WHAT TO WORK ON – Count the lines that include the string "frac", and give only that number.

(Stored records)
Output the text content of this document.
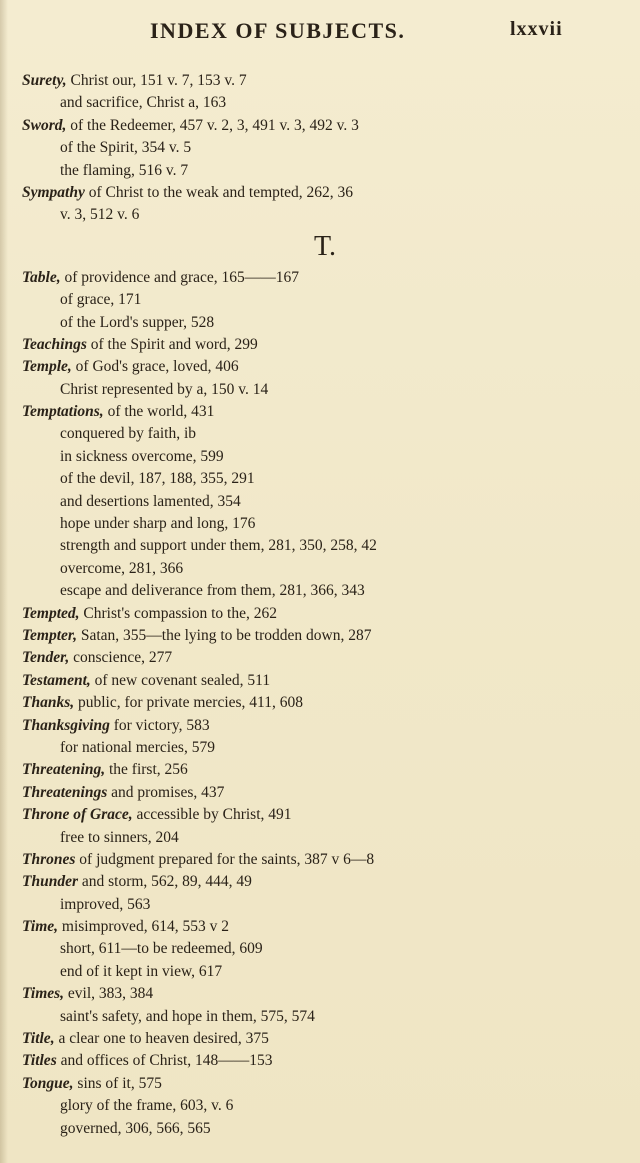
INDEX OF SUBJECTS.	lxxvii
Surety, Christ our, 151 v. 7, 153 v. 7
and sacrifice, Christ a, 163
Sword, of the Redeemer, 457 v. 2, 3, 491 v. 3, 492 v. 3
of the Spirit, 354 v. 5
the flaming, 516 v. 7
Sympathy of Christ to the weak and tempted, 262, 36
v. 3, 512 v. 6
T.
Table, of providence and grace, 165——167
of grace, 171
of the Lord's supper, 528
Teachings of the Spirit and word, 299
Temple, of God's grace, loved, 406
Christ represented by a, 150 v. 14
Temptations, of the world, 431
conquered by faith, ib
in sickness overcome, 599
of the devil, 187, 188, 355, 291
and desertions lamented, 354
hope under sharp and long, 176
strength and support under them, 281, 350, 258, 42
overcome, 281, 366
escape and deliverance from them, 281, 366, 343
Tempted, Christ's compassion to the, 262
Tempter, Satan, 355—the lying to be trodden down, 287
Tender, conscience, 277
Testament, of new covenant sealed, 511
Thanks, public, for private mercies, 411, 608
Thanksgiving for victory, 583
for national mercies, 579
Threatening, the first, 256
Threatenings and promises, 437
Throne of Grace, accessible by Christ, 491
free to sinners, 204
Thrones of judgment prepared for the saints, 387 v 6—8
Thunder and storm, 562, 89, 444, 49
improved, 563
Time, misimproved, 614, 553 v 2
short, 611—to be redeemed, 609
end of it kept in view, 617
Times, evil, 383, 384
saint's safety, and hope in them, 575, 574
Title, a clear one to heaven desired, 375
Titles and offices of Christ, 148——153
Tongue, sins of it, 575
glory of the frame, 603, v. 6
governed, 306, 566, 565
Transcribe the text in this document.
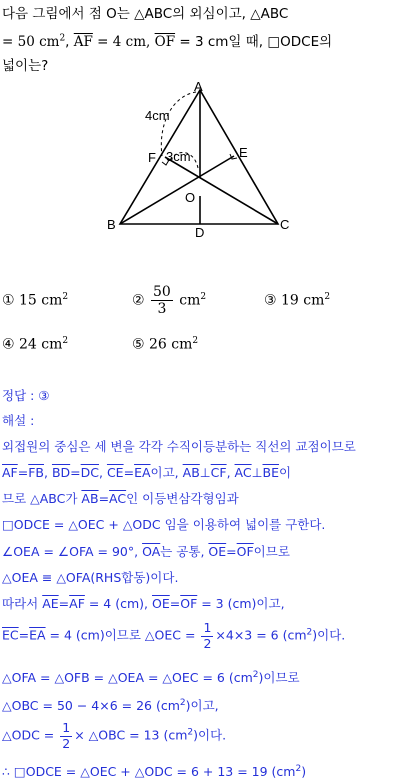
다음 그림에서 점 O는 △ABC의 외심이고, △ABC
= 50 $cm^2$, $\overline{AF} = 4$ cm, $\overline{OF} = 3$ cm일 때, □ODCE의
넓이는?
A
B	C
D
E
F
O
4cm
3cm
① 15 $cm^2$	② $\frac{50}{3} cm^2$	③ 19 $cm^2$
④ 24 $cm^2$	⑤ 26 $cm^2$
정답 : ③
해설 :
외접원의 중심은 세 변을 각각 수직이등분하는 직선의 교점이므로
$\overline{AF}=\overline{FB}$, $\overline{BD}=\overline{DC}$, $\overline{CE}=\overline{EA}$이고, $\overline{AB}\perp\overline{CF}$, $\overline{AC}\perp\overline{BE}$이
므로 △ABC가 $\overline{AB}=\overline{AC}$인 이등변삼각형임과
□ODCE = △OEC + △ODC 임을 이용하여 넓이를 구한다.
∠OEA = ∠OFA = 90°, $\overline{OA}$는 공통, $\overline{OE}=\overline{OF}$이므로
△OEA ≡ △OFA(RHS합동)이다.
따라서 $\overline{AE}=\overline{AF} = 4$ (cm), $\overline{OE}=\overline{OF} = 3$ (cm)이고,
$\overline{EC}=\overline{EA} = 4$ (cm)이므로 △OEC = $\frac{1}{2} \times 4\times 3 = 6$ $(cm^2)$이다.
△OFA = △OFB = △OEA = △OEC = 6 $(cm^2)$이므로
△OBC = 50 − 4×6 = 26 $(cm^2)$이고,
△ODC = $\frac{1}{2}$ × △OBC = 13 $(cm^2)$이다.
∴ □ODCE = △OEC + △ODC = 6 + 13 = 19 $(cm^2)$
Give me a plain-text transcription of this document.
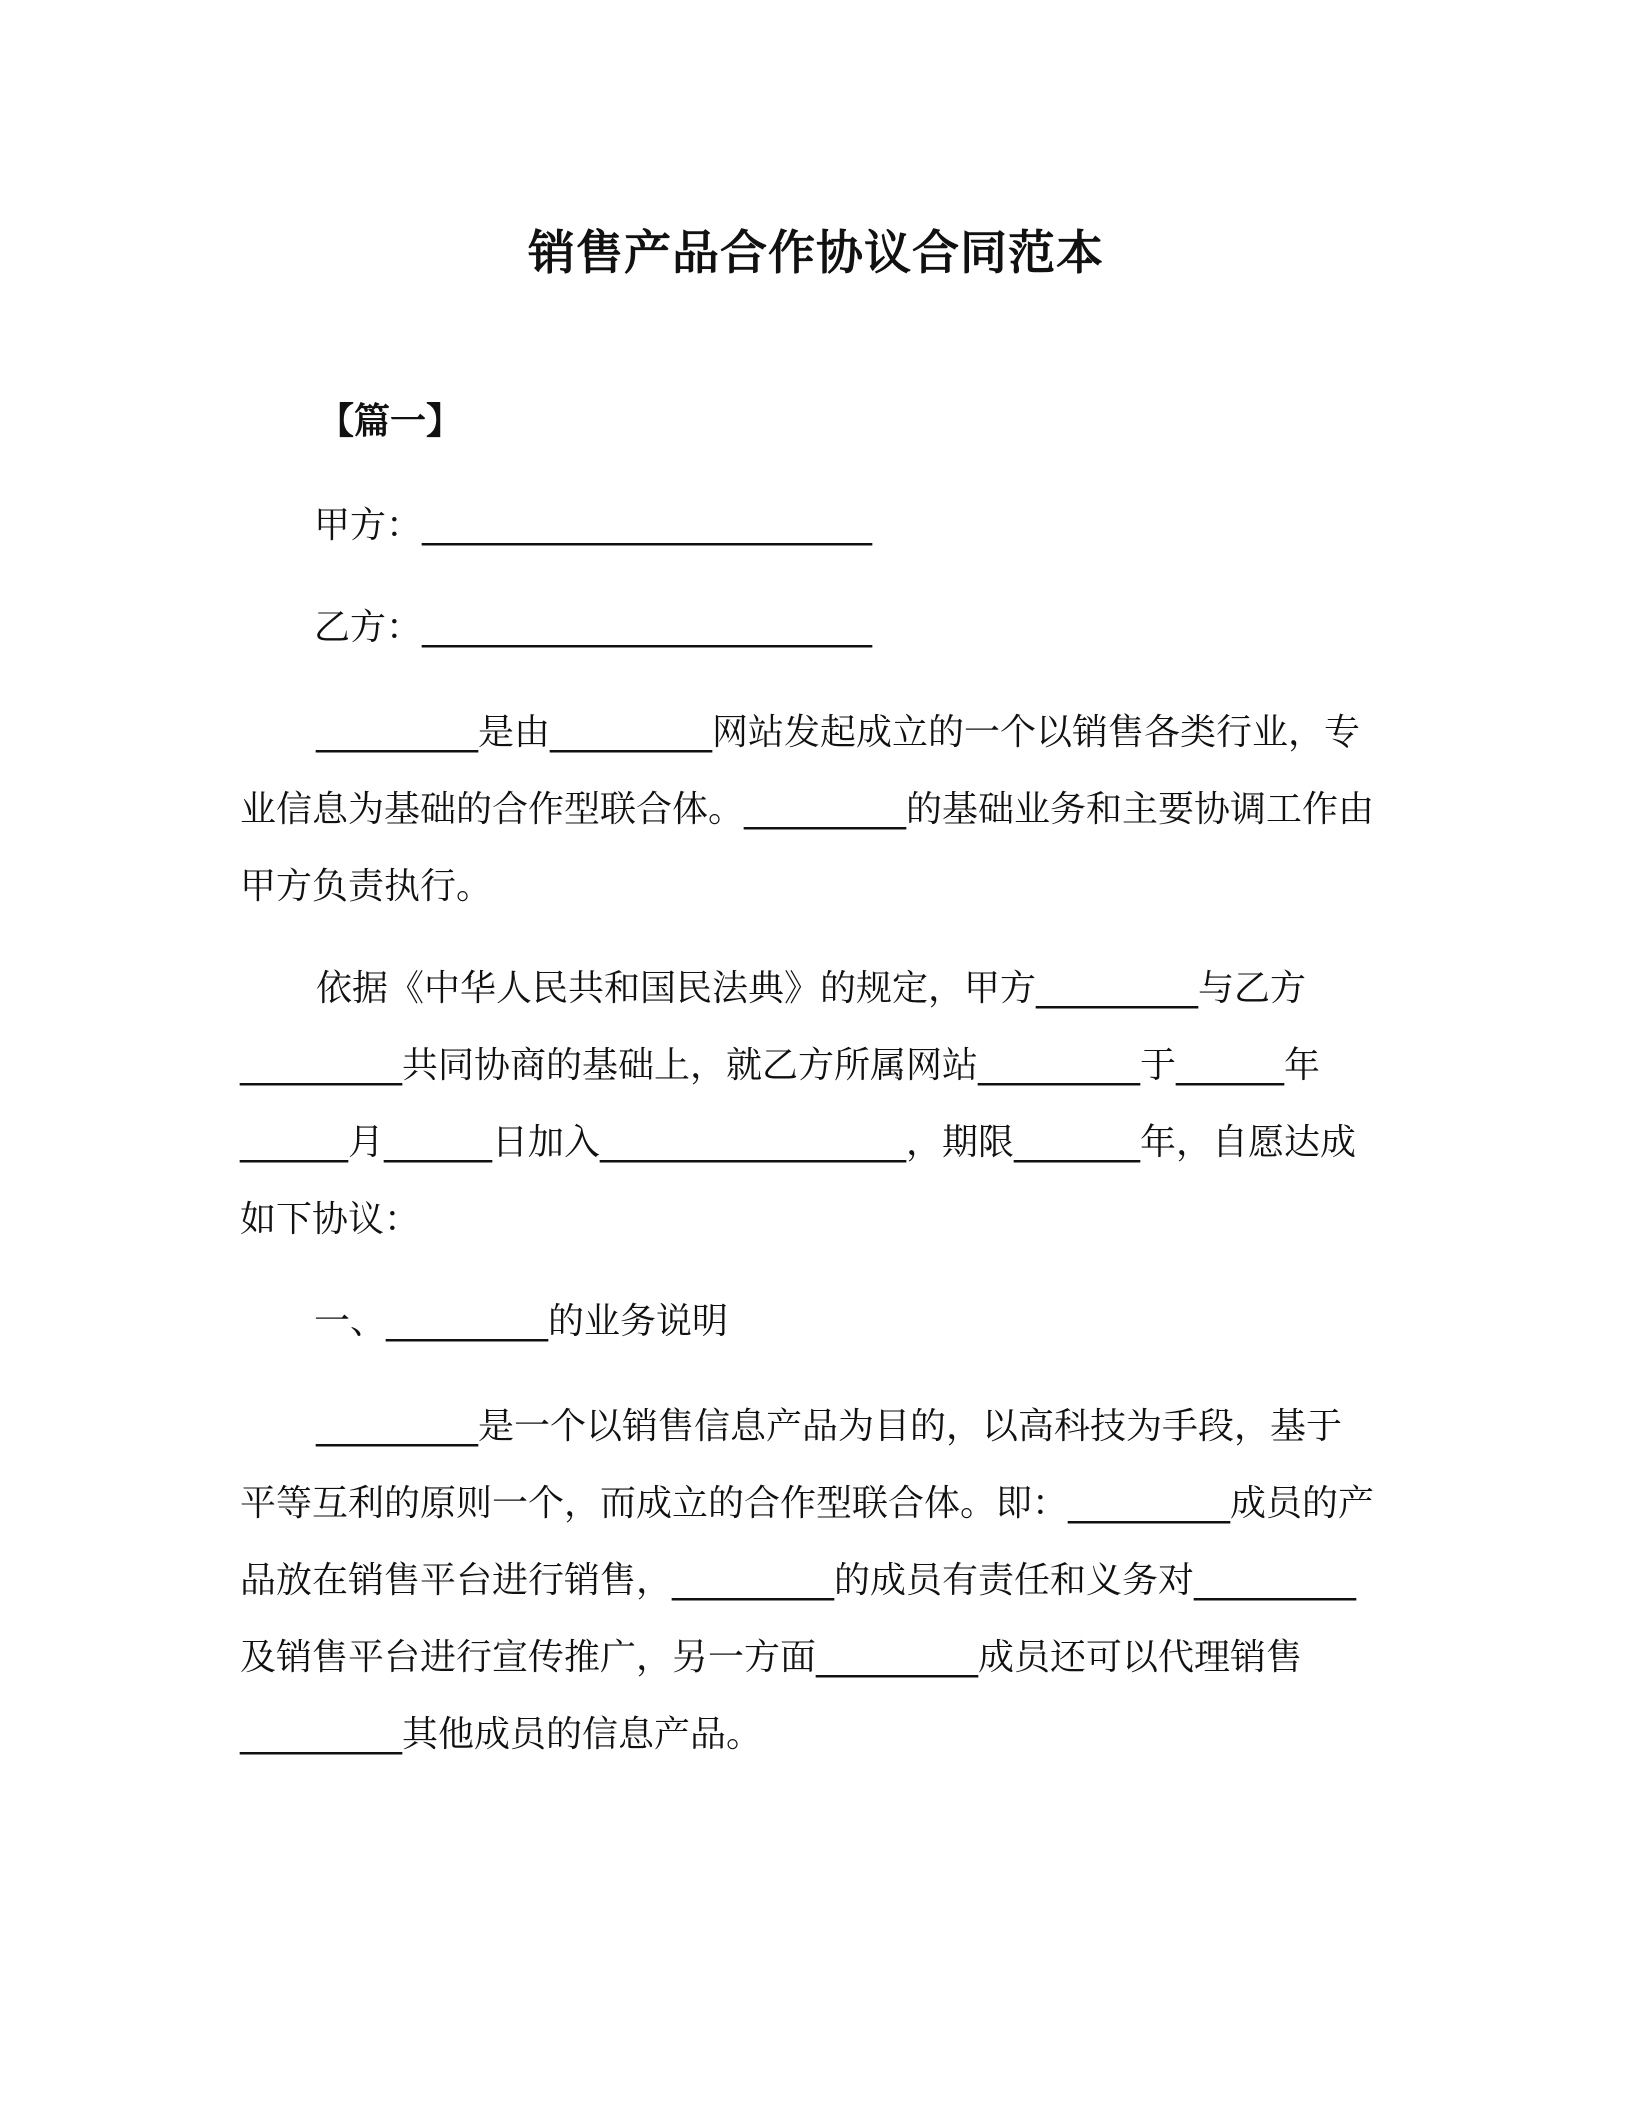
销售产品合作协议合同范本
【篇一】
甲方：_________________________
乙方：_________________________

_________是由_________网站发起成立的一个以销售各类行业，专业信息为基础的合作型联合体。_________的基础业务和主要协调工作由甲方负责执行。

依据《中华人民共和国民法典》的规定，甲方_________与乙方_________共同协商的基础上，就乙方所属网站_________于______年______月______日加入_________________，期限_______年，自愿达成如下协议：

一、_________的业务说明

_________是一个以销售信息产品为目的，以高科技为手段，基于平等互利的原则一个，而成立的合作型联合体。即：_________成员的产品放在销售平台进行销售，_________的成员有责任和义务对_________及销售平台进行宣传推广，另一方面_________成员还可以代理销售_________其他成员的信息产品。
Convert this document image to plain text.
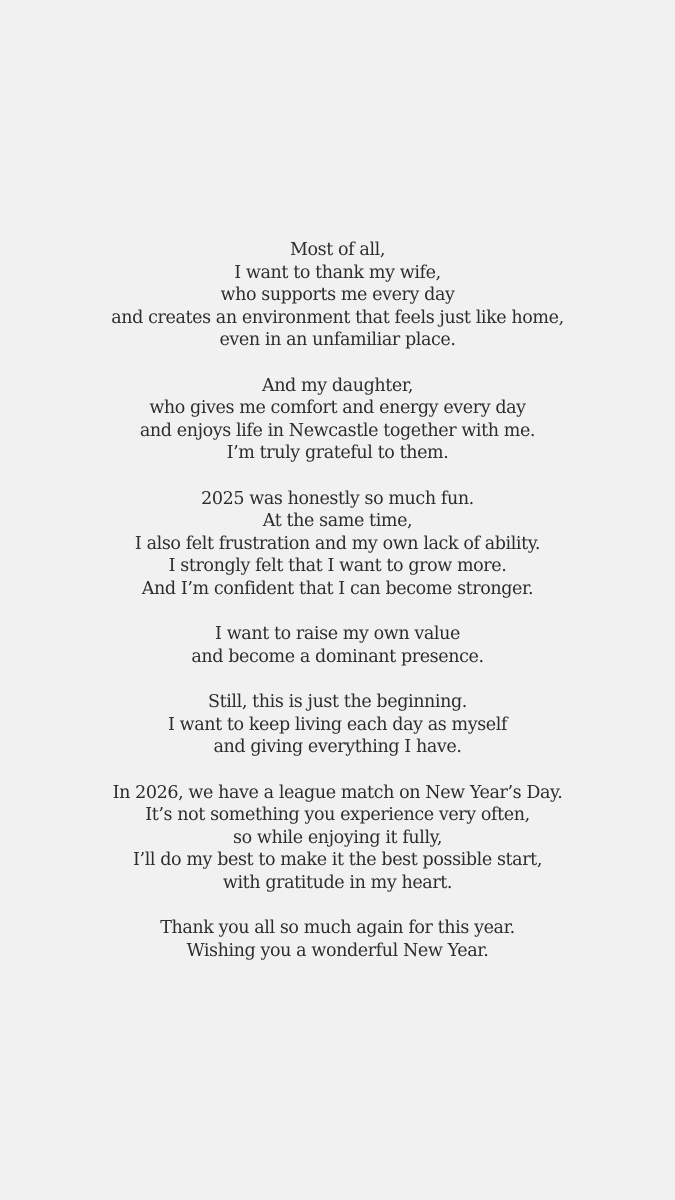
Most of all,
I want to thank my wife,
who supports me every day
and creates an environment that feels just like home,
even in an unfamiliar place.

And my daughter,
who gives me comfort and energy every day
and enjoys life in Newcastle together with me.
I’m truly grateful to them.

2025 was honestly so much fun.
At the same time,
I also felt frustration and my own lack of ability.
I strongly felt that I want to grow more.
And I’m confident that I can become stronger.

I want to raise my own value
and become a dominant presence.

Still, this is just the beginning.
I want to keep living each day as myself
and giving everything I have.

In 2026, we have a league match on New Year’s Day.
It’s not something you experience very often,
so while enjoying it fully,
I’ll do my best to make it the best possible start,
with gratitude in my heart.

Thank you all so much again for this year.
Wishing you a wonderful New Year.
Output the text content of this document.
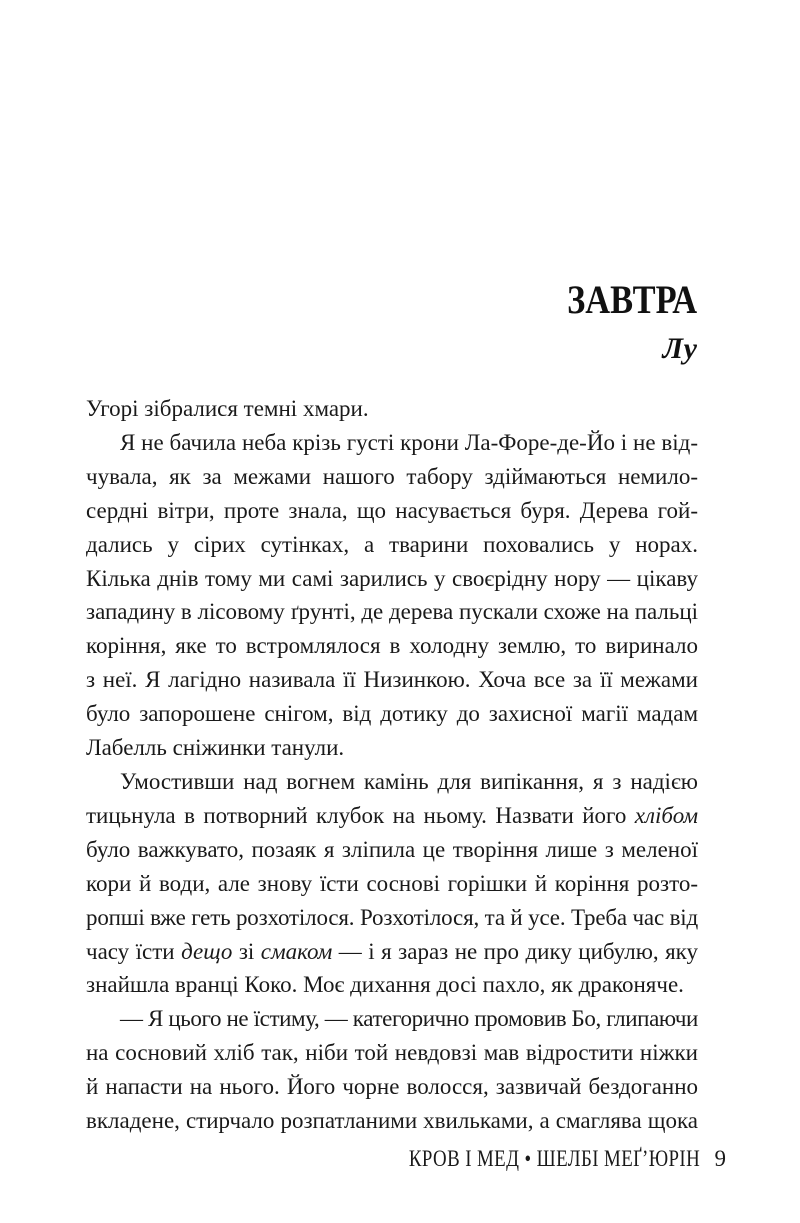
ЗАВТРА
Лу
Угорі зібралися темні хмари.
Я не бачила неба крізь густі крони Ла-Форе-де-Йо і не від-
чувала, як за межами нашого табору здіймаються немило-
сердні вітри, проте знала, що насувається буря. Дерева гой-
дались у сірих сутінках, а тварини поховались у норах.
Кілька днів тому ми самі зарились у своєрідну нору — цікаву
западину в лісовому ґрунті, де дерева пускали схоже на пальці
коріння, яке то встромлялося в холодну землю, то виринало
з неї. Я лагідно називала її Низинкою. Хоча все за її межами
було запорошене снігом, від дотику до захисної магії мадам
Лабелль сніжинки танули.
Умостивши над вогнем камінь для випікання, я з надією
тицьнула в потворний клубок на ньому. Назвати його хлібом
було важкувато, позаяк я зліпила це творіння лише з меленої
кори й води, але знову їсти соснові горішки й коріння розто-
ропші вже геть розхотілося. Розхотілося, та й усе. Треба час від
часу їсти дещо зі смаком — і я зараз не про дику цибулю, яку
знайшла вранці Коко. Моє дихання досі пахло, як драконяче.
— Я цього не їстиму, — категорично промовив Бо, глипаючи
на сосновий хліб так, ніби той невдовзі мав відростити ніжки
й напасти на нього. Його чорне волосся, зазвичай бездоганно
вкладене, стирчало розпатланими хвильками, а смаглява щока
КРОВ І МЕД • ШЕЛБІ МЕҐ’ЮРІН 9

WRITTEN RESPONSE – 3